## What the exercise asks
Can you copy out the data exactly? Leave the images out.
─── Exercise input ───
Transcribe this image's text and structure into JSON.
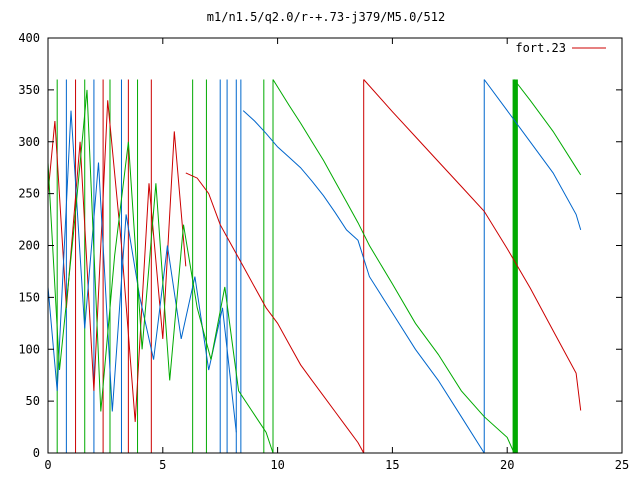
{
  "chart_data": {
    "type": "line",
    "title": "m1/n1.5/q2.0/r-+.73-j379/M5.0/512",
    "xlabel": "",
    "ylabel": "",
    "xlim": [
      0,
      25
    ],
    "ylim": [
      0,
      400
    ],
    "x_ticks": [
      0,
      5,
      10,
      15,
      20,
      25
    ],
    "y_ticks": [
      0,
      50,
      100,
      150,
      200,
      250,
      300,
      350,
      400
    ],
    "grid": false,
    "legend": {
      "position": "top-right",
      "entries": [
        {
          "label": "fort.23",
          "color": "#cc0000"
        }
      ]
    },
    "series": [
      {
        "color": "#cc0000",
        "segments": [
          {
            "x": [
              0.0,
              0.3,
              0.8,
              1.4,
              2.0,
              2.6,
              3.2,
              3.8,
              4.4,
              5.0,
              5.5,
              6.0
            ],
            "y": [
              250,
              320,
              140,
              300,
              60,
              340,
              200,
              30,
              260,
              110,
              310,
              180
            ]
          },
          {
            "x": [
              6.0,
              6.5,
              7.0,
              7.5,
              8.0,
              8.5,
              9.0,
              9.5,
              10.0,
              10.5,
              11.0,
              11.5,
              12.0,
              12.5,
              13.0,
              13.5,
              13.75
            ],
            "y": [
              270,
              265,
              250,
              220,
              200,
              180,
              160,
              140,
              125,
              105,
              85,
              70,
              55,
              40,
              25,
              10,
              0
            ]
          },
          {
            "x": [
              13.75,
              15.0,
              16.0,
              17.0,
              18.0,
              19.0,
              20.0,
              21.0,
              22.0,
              23.0,
              23.2
            ],
            "y": [
              360,
              329,
              305,
              281,
              257,
              233,
              197,
              159,
              118,
              77,
              41
            ]
          }
        ]
      },
      {
        "color": "#0066cc",
        "segments": [
          {
            "x": [
              0.0,
              0.4,
              1.0,
              1.6,
              2.2,
              2.8,
              3.4,
              4.0,
              4.6,
              5.2,
              5.8,
              6.4,
              7.0,
              7.6,
              8.2
            ],
            "y": [
              160,
              60,
              330,
              120,
              280,
              40,
              230,
              150,
              90,
              200,
              110,
              170,
              80,
              140,
              20
            ]
          },
          {
            "x": [
              8.5,
              9.0,
              9.5,
              10.0,
              10.5,
              11.0,
              11.5,
              12.0,
              12.5,
              13.0,
              13.5,
              14.0,
              15.0,
              16.0,
              17.0,
              18.0,
              19.0
            ],
            "y": [
              330,
              320,
              308,
              295,
              285,
              275,
              262,
              248,
              232,
              215,
              205,
              170,
              135,
              100,
              70,
              35,
              0
            ]
          },
          {
            "x": [
              19.0,
              20.0,
              21.0,
              22.0,
              23.0,
              23.2
            ],
            "y": [
              360,
              330,
              300,
              270,
              230,
              215
            ]
          }
        ]
      },
      {
        "color": "#00aa00",
        "segments": [
          {
            "x": [
              0.0,
              0.5,
              1.1,
              1.7,
              2.3,
              2.9,
              3.5,
              4.1,
              4.7,
              5.3,
              5.9,
              6.5,
              7.1,
              7.7,
              8.3,
              8.9,
              9.5,
              9.8
            ],
            "y": [
              280,
              80,
              210,
              350,
              40,
              190,
              300,
              100,
              260,
              70,
              220,
              140,
              90,
              160,
              60,
              40,
              20,
              0
            ]
          },
          {
            "x": [
              9.8,
              10.5,
              11.0,
              11.5,
              12.0,
              12.5,
              13.0,
              13.5,
              14.0,
              15.0,
              16.0,
              17.0,
              18.0,
              19.0,
              20.0,
              20.3
            ],
            "y": [
              360,
              335,
              318,
              300,
              282,
              262,
              242,
              222,
              200,
              163,
              125,
              95,
              60,
              35,
              15,
              0
            ]
          },
          {
            "x": [
              20.3,
              21.0,
              22.0,
              23.0,
              23.2
            ],
            "y": [
              360,
              340,
              310,
              275,
              268
            ]
          }
        ]
      }
    ],
    "vertical_lines": [
      {
        "x": 13.75,
        "color": "#cc0000"
      },
      {
        "x": 19.0,
        "color": "#0066cc"
      },
      {
        "x": 20.3,
        "color": "#00aa00",
        "bold": true
      },
      {
        "x": 20.4,
        "color": "#00aa00",
        "bold": true
      },
      {
        "x": 9.8,
        "color": "#00aa00"
      },
      {
        "x": 9.4,
        "color": "#00aa00"
      },
      {
        "x": 8.4,
        "color": "#0066cc"
      },
      {
        "x": 8.2,
        "color": "#0066cc"
      },
      {
        "x": 7.8,
        "color": "#0066cc"
      },
      {
        "x": 7.5,
        "color": "#0066cc"
      },
      {
        "x": 6.9,
        "color": "#00aa00"
      },
      {
        "x": 6.3,
        "color": "#00aa00"
      },
      {
        "x": 4.5,
        "color": "#cc0000"
      },
      {
        "x": 3.9,
        "color": "#00aa00"
      },
      {
        "x": 3.5,
        "color": "#cc0000"
      },
      {
        "x": 3.2,
        "color": "#0066cc"
      },
      {
        "x": 2.7,
        "color": "#00aa00"
      },
      {
        "x": 2.4,
        "color": "#cc0000"
      },
      {
        "x": 2.0,
        "color": "#0066cc"
      },
      {
        "x": 1.6,
        "color": "#00aa00"
      },
      {
        "x": 1.2,
        "color": "#cc0000"
      },
      {
        "x": 0.8,
        "color": "#0066cc"
      },
      {
        "x": 0.4,
        "color": "#00aa00"
      }
    ]
  }
}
───
## Solution to this task
Transcribe this image's text and structure into JSON.
{
  "chart_data": {
    "type": "line",
    "title": "m1/n1.5/q2.0/r-+.73-j379/M5.0/512",
    "xlabel": "",
    "ylabel": "",
    "xlim": [
      0,
      25
    ],
    "ylim": [
      0,
      400
    ],
    "x_ticks": [
      0,
      5,
      10,
      15,
      20,
      25
    ],
    "y_ticks": [
      0,
      50,
      100,
      150,
      200,
      250,
      300,
      350,
      400
    ],
    "grid": false,
    "legend": {
      "position": "top-right",
      "entries": [
        {
          "label": "fort.23",
          "color": "#cc0000"
        }
      ]
    },
    "series": [
      {
        "color": "#cc0000",
        "segments": [
          {
            "x": [
              0.0,
              0.3,
              0.8,
              1.4,
              2.0,
              2.6,
              3.2,
              3.8,
              4.4,
              5.0,
              5.5,
              6.0
            ],
            "y": [
              250,
              320,
              140,
              300,
              60,
              340,
              200,
              30,
              260,
              110,
              310,
              180
            ]
          },
          {
            "x": [
              6.0,
              6.5,
              7.0,
              7.5,
              8.0,
              8.5,
              9.0,
              9.5,
              10.0,
              10.5,
              11.0,
              11.5,
              12.0,
              12.5,
              13.0,
              13.5,
              13.75
            ],
            "y": [
              270,
              265,
              250,
              220,
              200,
              180,
              160,
              140,
              125,
              105,
              85,
              70,
              55,
              40,
              25,
              10,
              0
            ]
          },
          {
            "x": [
              13.75,
              15.0,
              16.0,
              17.0,
              18.0,
              19.0,
              20.0,
              21.0,
              22.0,
              23.0,
              23.2
            ],
            "y": [
              360,
              329,
              305,
              281,
              257,
              233,
              197,
              159,
              118,
              77,
              41
            ]
          }
        ]
      },
      {
        "color": "#0066cc",
        "segments": [
          {
            "x": [
              0.0,
              0.4,
              1.0,
              1.6,
              2.2,
              2.8,
              3.4,
              4.0,
              4.6,
              5.2,
              5.8,
              6.4,
              7.0,
              7.6,
              8.2
            ],
            "y": [
              160,
              60,
              330,
              120,
              280,
              40,
              230,
              150,
              90,
              200,
              110,
              170,
              80,
              140,
              20
            ]
          },
          {
            "x": [
              8.5,
              9.0,
              9.5,
              10.0,
              10.5,
              11.0,
              11.5,
              12.0,
              12.5,
              13.0,
              13.5,
              14.0,
              15.0,
              16.0,
              17.0,
              18.0,
              19.0
            ],
            "y": [
              330,
              320,
              308,
              295,
              285,
              275,
              262,
              248,
              232,
              215,
              205,
              170,
              135,
              100,
              70,
              35,
              0
            ]
          },
          {
            "x": [
              19.0,
              20.0,
              21.0,
              22.0,
              23.0,
              23.2
            ],
            "y": [
              360,
              330,
              300,
              270,
              230,
              215
            ]
          }
        ]
      },
      {
        "color": "#00aa00",
        "segments": [
          {
            "x": [
              0.0,
              0.5,
              1.1,
              1.7,
              2.3,
              2.9,
              3.5,
              4.1,
              4.7,
              5.3,
              5.9,
              6.5,
              7.1,
              7.7,
              8.3,
              8.9,
              9.5,
              9.8
            ],
            "y": [
              280,
              80,
              210,
              350,
              40,
              190,
              300,
              100,
              260,
              70,
              220,
              140,
              90,
              160,
              60,
              40,
              20,
              0
            ]
          },
          {
            "x": [
              9.8,
              10.5,
              11.0,
              11.5,
              12.0,
              12.5,
              13.0,
              13.5,
              14.0,
              15.0,
              16.0,
              17.0,
              18.0,
              19.0,
              20.0,
              20.3
            ],
            "y": [
              360,
              335,
              318,
              300,
              282,
              262,
              242,
              222,
              200,
              163,
              125,
              95,
              60,
              35,
              15,
              0
            ]
          },
          {
            "x": [
              20.3,
              21.0,
              22.0,
              23.0,
              23.2
            ],
            "y": [
              360,
              340,
              310,
              275,
              268
            ]
          }
        ]
      }
    ],
    "vertical_lines": [
      {
        "x": 13.75,
        "color": "#cc0000"
      },
      {
        "x": 19.0,
        "color": "#0066cc"
      },
      {
        "x": 20.3,
        "color": "#00aa00",
        "bold": true
      },
      {
        "x": 20.4,
        "color": "#00aa00",
        "bold": true
      },
      {
        "x": 9.8,
        "color": "#00aa00"
      },
      {
        "x": 9.4,
        "color": "#00aa00"
      },
      {
        "x": 8.4,
        "color": "#0066cc"
      },
      {
        "x": 8.2,
        "color": "#0066cc"
      },
      {
        "x": 7.8,
        "color": "#0066cc"
      },
      {
        "x": 7.5,
        "color": "#0066cc"
      },
      {
        "x": 6.9,
        "color": "#00aa00"
      },
      {
        "x": 6.3,
        "color": "#00aa00"
      },
      {
        "x": 4.5,
        "color": "#cc0000"
      },
      {
        "x": 3.9,
        "color": "#00aa00"
      },
      {
        "x": 3.5,
        "color": "#cc0000"
      },
      {
        "x": 3.2,
        "color": "#0066cc"
      },
      {
        "x": 2.7,
        "color": "#00aa00"
      },
      {
        "x": 2.4,
        "color": "#cc0000"
      },
      {
        "x": 2.0,
        "color": "#0066cc"
      },
      {
        "x": 1.6,
        "color": "#00aa00"
      },
      {
        "x": 1.2,
        "color": "#cc0000"
      },
      {
        "x": 0.8,
        "color": "#0066cc"
      },
      {
        "x": 0.4,
        "color": "#00aa00"
      }
    ]
  }
}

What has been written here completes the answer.